_PROMPT:_
Filter the entries below, keeping only lines with the word "Betegjogi".
--- START RECORDS SHOWN ---
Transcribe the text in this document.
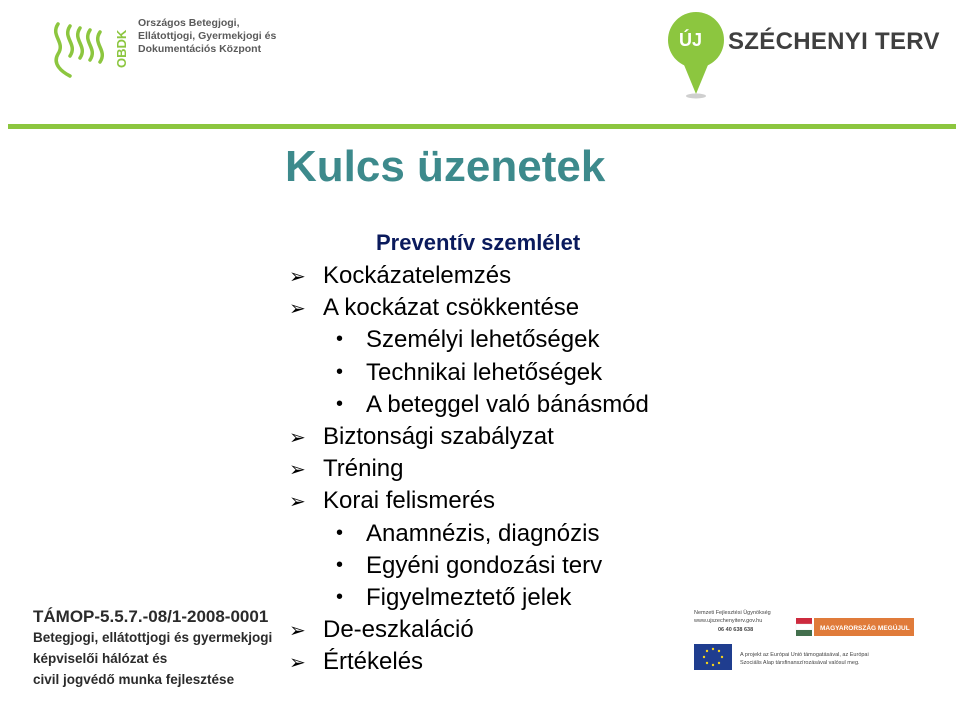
OBDK
Országos Betegjogi,
Ellátottjogi, Gyermekjogi és
Dokumentációs Központ	ÚJ SZÉCHENYI TERV
Kulcs üzenetek
Preventív szemlélet
➢ Kockázatelemzés
➢ A kockázat csökkentése
• Személyi lehetőségek
• Technikai lehetőségek
• A beteggel való bánásmód
➢ Biztonsági szabályzat
➢ Tréning
➢ Korai felismerés
• Anamnézis, diagnózis
• Egyéni gondozási terv
• Figyelmeztető jelek
➢ De-eszkaláció
➢ Értékelés
TÁMOP-5.5.7.-08/1-2008-0001
Betegjogi, ellátottjogi és gyermekjogi
képviselői hálózat és
civil jogvédő munka fejlesztése
Nemzeti Fejlesztési Ügynökség
www.ujszechenyiterv.gov.hu
06 40 638 638	MAGYARORSZÁG MEGÚJUL
A projekt az Európai Unió támogatásával, az Európai
Szociális Alap társfinanszírozásával valósul meg.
--- END RECORDS SHOWN ---
_TASK RESPONSE:_
Országos Betegjogi,
Betegjogi, ellátottjogi és gyermekjogi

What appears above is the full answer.